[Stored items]

____________

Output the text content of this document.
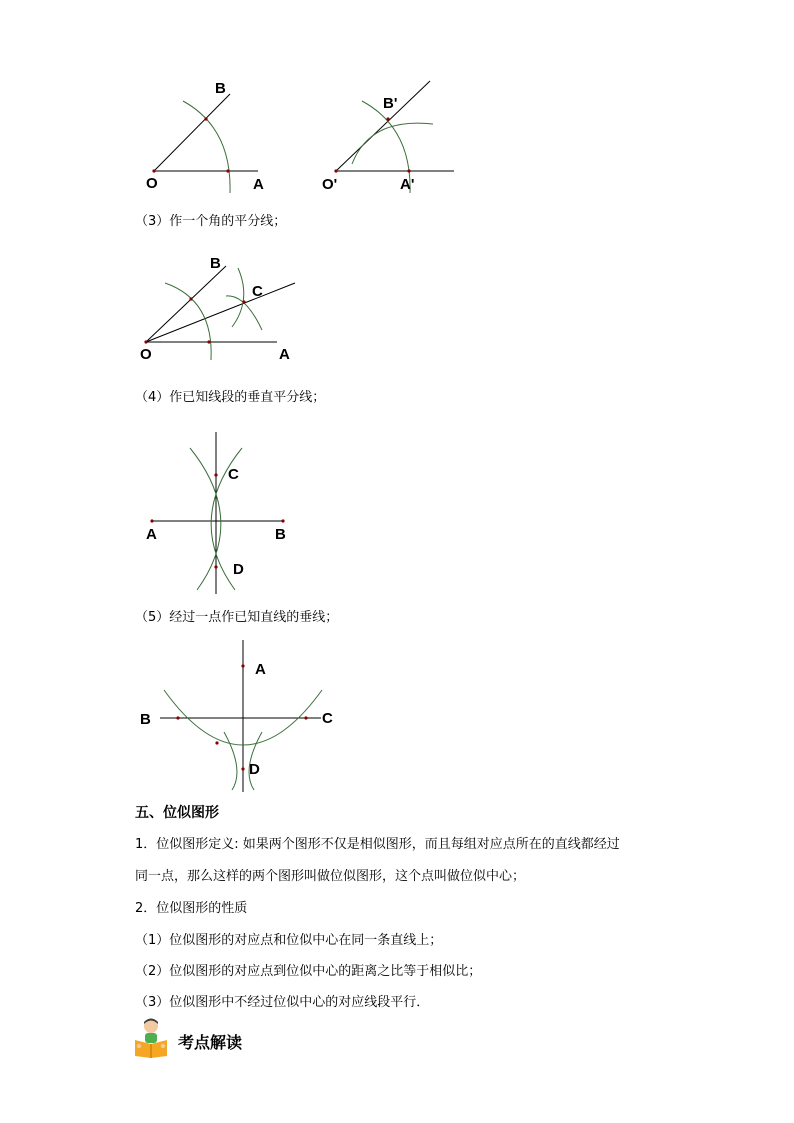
B
O	A
B'
O'	A'
（3）作一个角的平分线；
B
C
O	A
（4）作已知线段的垂直平分线；
C
A	B
D
（5）经过一点作已知直线的垂线；
A
B	C
D
五、位似图形
1．位似图形定义: 如果两个图形不仅是相似图形，而且每组对应点所在的直线都经过
同一点，那么这样的两个图形叫做位似图形，这个点叫做位似中心；
2．位似图形的性质
（1）位似图形的对应点和位似中心在同一条直线上；
（2）位似图形的对应点到位似中心的距离之比等于相似比；
（3）位似图形中不经过位似中心的对应线段平行．
考点解读
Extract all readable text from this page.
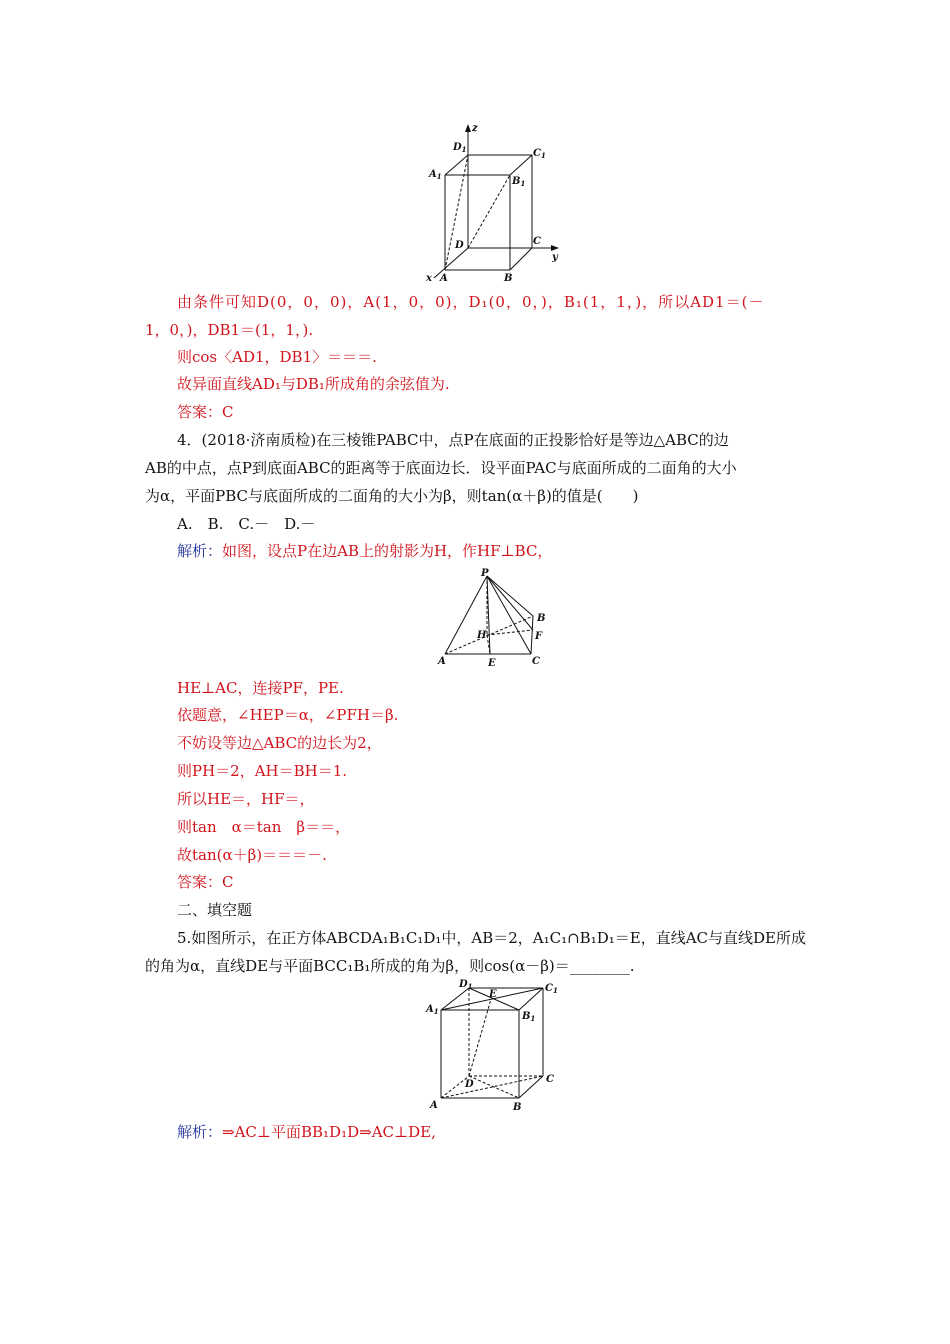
z
y
x
$D_1$	$C_1$
$A_1$	$B_1$
D	C
A	B
由条件可知D(0，0，0)，A(1，0，0)，D₁(0，0，)，B₁(1，1，)，所以AD1＝(－
1，0，)，DB1＝(1，1，).
则cos〈AD1，DB1〉＝＝＝.
故异面直线AD₁与DB₁所成角的余弦值为.
答案：C
4．(2018·济南质检)在三棱锥PABC中，点P在底面的正投影恰好是等边△ABC的边
AB的中点，点P到底面ABC的距离等于底面边长．设平面PAC与底面所成的二面角的大小
为α，平面PBC与底面所成的二面角的大小为β，则tan(α＋β)的值是(　　)
A.　B.　C.－　D.－
解析：如图，设点P在边AB上的射影为H，作HF⊥BC，
P
B
H	F
A	E	C
HE⊥AC，连接PF，PE.
依题意，∠HEP＝α，∠PFH＝β.
不妨设等边△ABC的边长为2，
则PH＝2，AH＝BH＝1.
所以HE＝，HF＝，
则tan　α＝tan　β＝＝，
故tan(α＋β)＝＝＝－.
答案：C
二、填空题
5.如图所示，在正方体ABCDA₁B₁C₁D₁中，AB＝2，A₁C₁∩B₁D₁＝E，直线AC与直线DE所成
的角为α，直线DE与平面BCC₁B₁所成的角为β，则cos(α－β)＝________.
$D_1$
E
$C_1$
$A_1$	$B_1$
D	C
A	B
解析：⇒AC⊥平面BB₁D₁D⇒AC⊥DE,
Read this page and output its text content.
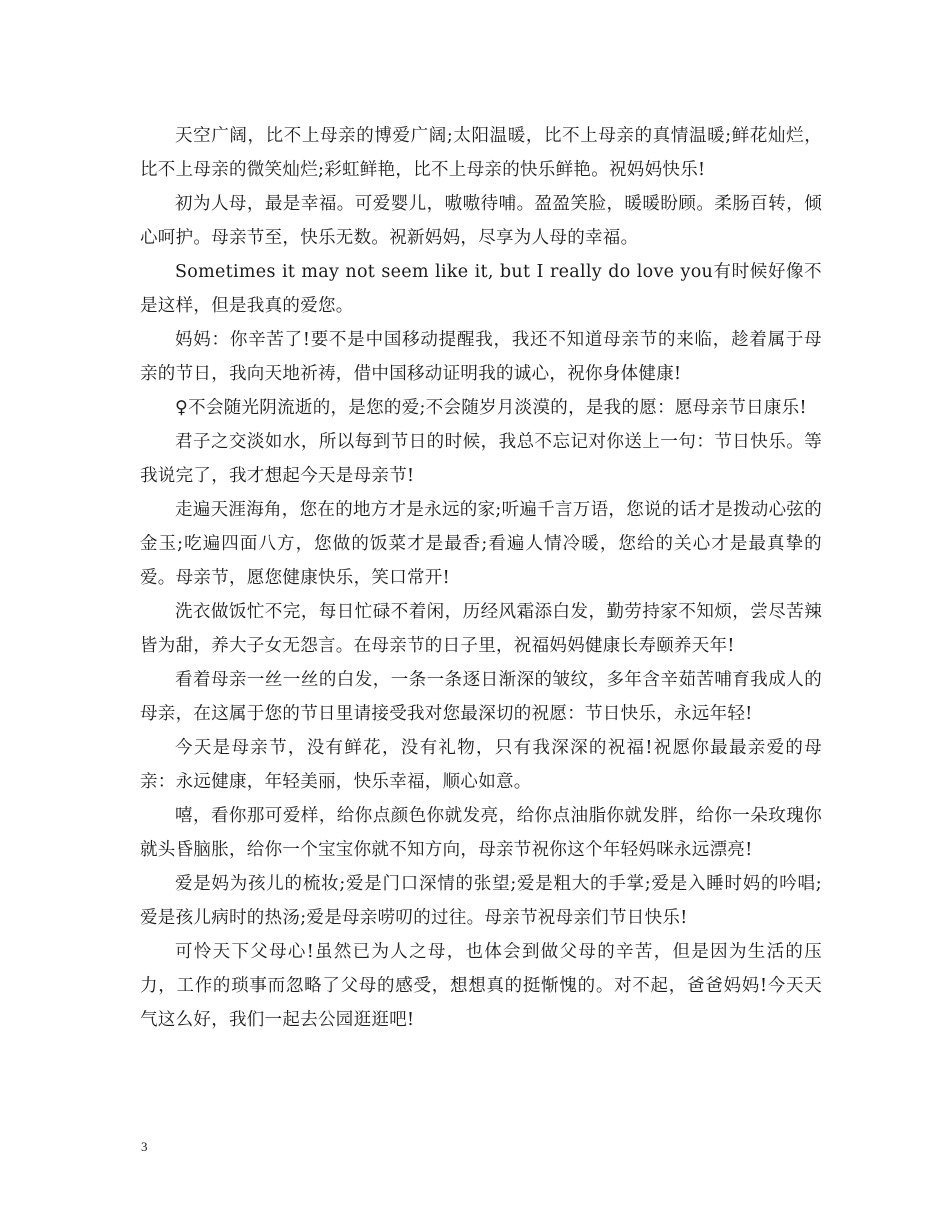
天空广阔，比不上母亲的博爱广阔;太阳温暖，比不上母亲的真情温暖;鲜花灿烂，比不上母亲的微笑灿烂;彩虹鲜艳，比不上母亲的快乐鲜艳。祝妈妈快乐!

初为人母，最是幸福。可爱婴儿，嗷嗷待哺。盈盈笑脸，暖暖盼顾。柔肠百转，倾心呵护。母亲节至，快乐无数。祝新妈妈，尽享为人母的幸福。

Sometimes it may not seem like it, but I really do love you有时候好像不是这样，但是我真的爱您。

妈妈：你辛苦了!要不是中国移动提醒我，我还不知道母亲节的来临，趁着属于母亲的节日，我向天地祈祷，借中国移动证明我的诚心，祝你身体健康!

♀不会随光阴流逝的，是您的爱;不会随岁月淡漠的，是我的愿：愿母亲节日康乐!

君子之交淡如水，所以每到节日的时候，我总不忘记对你送上一句：节日快乐。等我说完了，我才想起今天是母亲节!

走遍天涯海角，您在的地方才是永远的家;听遍千言万语，您说的话才是拨动心弦的金玉;吃遍四面八方，您做的饭菜才是最香;看遍人情冷暖，您给的关心才是最真挚的爱。母亲节，愿您健康快乐，笑口常开!

洗衣做饭忙不完，每日忙碌不着闲，历经风霜添白发，勤劳持家不知烦，尝尽苦辣皆为甜，养大子女无怨言。在母亲节的日子里，祝福妈妈健康长寿颐养天年!

看着母亲一丝一丝的白发，一条一条逐日渐深的皱纹，多年含辛茹苦哺育我成人的母亲，在这属于您的节日里请接受我对您最深切的祝愿：节日快乐，永远年轻!

今天是母亲节，没有鲜花，没有礼物，只有我深深的祝福!祝愿你最最亲爱的母亲：永远健康，年轻美丽，快乐幸福，顺心如意。

嘻，看你那可爱样，给你点颜色你就发亮，给你点油脂你就发胖，给你一朵玫瑰你就头昏脑胀，给你一个宝宝你就不知方向，母亲节祝你这个年轻妈咪永远漂亮!

爱是妈为孩儿的梳妆;爱是门口深情的张望;爱是粗大的手掌;爱是入睡时妈的吟唱;爱是孩儿病时的热汤;爱是母亲唠叨的过往。母亲节祝母亲们节日快乐!

可怜天下父母心!虽然已为人之母，也体会到做父母的辛苦，但是因为生活的压力，工作的琐事而忽略了父母的感受，想想真的挺惭愧的。对不起，爸爸妈妈!今天天气这么好，我们一起去公园逛逛吧!

3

____________

What is being asked: Will you restate every entry word for word and omit the images?

Full solution:
Output the text content of this document.
B
O	A
B'
O'	A'
（3）作一个角的平分线；
B
C
O	A
（4）作已知线段的垂直平分线；
C
A	B
D
（5）经过一点作已知直线的垂线；
A
B	C
D
五、位似图形
1．位似图形定义: 如果两个图形不仅是相似图形，而且每组对应点所在的直线都经过
同一点，那么这样的两个图形叫做位似图形，这个点叫做位似中心；
2．位似图形的性质
（1）位似图形的对应点和位似中心在同一条直线上；
（2）位似图形的对应点到位似中心的距离之比等于相似比；
（3）位似图形中不经过位似中心的对应线段平行．
考点解读
Extract all readable text from this page.
z
y
x
$D_1$	$C_1$
$A_1$	$B_1$
D	C
A	B
由条件可知D(0，0，0)，A(1，0，0)，D₁(0，0，)，B₁(1，1，)，所以AD1＝(－
1，0，)，DB1＝(1，1，).
则cos〈AD1，DB1〉＝＝＝.
故异面直线AD₁与DB₁所成角的余弦值为.
答案：C
4．(2018·济南质检)在三棱锥PABC中，点P在底面的正投影恰好是等边△ABC的边
AB的中点，点P到底面ABC的距离等于底面边长．设平面PAC与底面所成的二面角的大小
为α，平面PBC与底面所成的二面角的大小为β，则tan(α＋β)的值是(　　)
A.　B.　C.－　D.－
解析：如图，设点P在边AB上的射影为H，作HF⊥BC，
P
B
H	F
A	E	C
HE⊥AC，连接PF，PE.
依题意，∠HEP＝α，∠PFH＝β.
不妨设等边△ABC的边长为2，
则PH＝2，AH＝BH＝1.
所以HE＝，HF＝，
则tan　α＝tan　β＝＝，
故tan(α＋β)＝＝＝－.
答案：C
二、填空题
5.如图所示，在正方体ABCDA₁B₁C₁D₁中，AB＝2，A₁C₁∩B₁D₁＝E，直线AC与直线DE所成
的角为α，直线DE与平面BCC₁B₁所成的角为β，则cos(α－β)＝________.
$D_1$
E
$C_1$
$A_1$	$B_1$
D	C
A	B
解析：⇒AC⊥平面BB₁D₁D⇒AC⊥DE,
Read this page and output its text content.
天空广阔，比不上母亲的博爱广阔;太阳温暖，比不上母亲的真情温暖;鲜花灿烂，比不上母亲的微笑灿烂;彩虹鲜艳，比不上母亲的快乐鲜艳。祝妈妈快乐!

初为人母，最是幸福。可爱婴儿，嗷嗷待哺。盈盈笑脸，暖暖盼顾。柔肠百转，倾心呵护。母亲节至，快乐无数。祝新妈妈，尽享为人母的幸福。

Sometimes it may not seem like it, but I really do love you有时候好像不是这样，但是我真的爱您。

妈妈：你辛苦了!要不是中国移动提醒我，我还不知道母亲节的来临，趁着属于母亲的节日，我向天地祈祷，借中国移动证明我的诚心，祝你身体健康!

♀不会随光阴流逝的，是您的爱;不会随岁月淡漠的，是我的愿：愿母亲节日康乐!

君子之交淡如水，所以每到节日的时候，我总不忘记对你送上一句：节日快乐。等我说完了，我才想起今天是母亲节!

走遍天涯海角，您在的地方才是永远的家;听遍千言万语，您说的话才是拨动心弦的金玉;吃遍四面八方，您做的饭菜才是最香;看遍人情冷暖，您给的关心才是最真挚的爱。母亲节，愿您健康快乐，笑口常开!

洗衣做饭忙不完，每日忙碌不着闲，历经风霜添白发，勤劳持家不知烦，尝尽苦辣皆为甜，养大子女无怨言。在母亲节的日子里，祝福妈妈健康长寿颐养天年!

看着母亲一丝一丝的白发，一条一条逐日渐深的皱纹，多年含辛茹苦哺育我成人的母亲，在这属于您的节日里请接受我对您最深切的祝愿：节日快乐，永远年轻!

今天是母亲节，没有鲜花，没有礼物，只有我深深的祝福!祝愿你最最亲爱的母亲：永远健康，年轻美丽，快乐幸福，顺心如意。

嘻，看你那可爱样，给你点颜色你就发亮，给你点油脂你就发胖，给你一朵玫瑰你就头昏脑胀，给你一个宝宝你就不知方向，母亲节祝你这个年轻妈咪永远漂亮!

爱是妈为孩儿的梳妆;爱是门口深情的张望;爱是粗大的手掌;爱是入睡时妈的吟唱;爱是孩儿病时的热汤;爱是母亲唠叨的过往。母亲节祝母亲们节日快乐!

可怜天下父母心!虽然已为人之母，也体会到做父母的辛苦，但是因为生活的压力，工作的琐事而忽略了父母的感受，想想真的挺惭愧的。对不起，爸爸妈妈!今天天气这么好，我们一起去公园逛逛吧!

3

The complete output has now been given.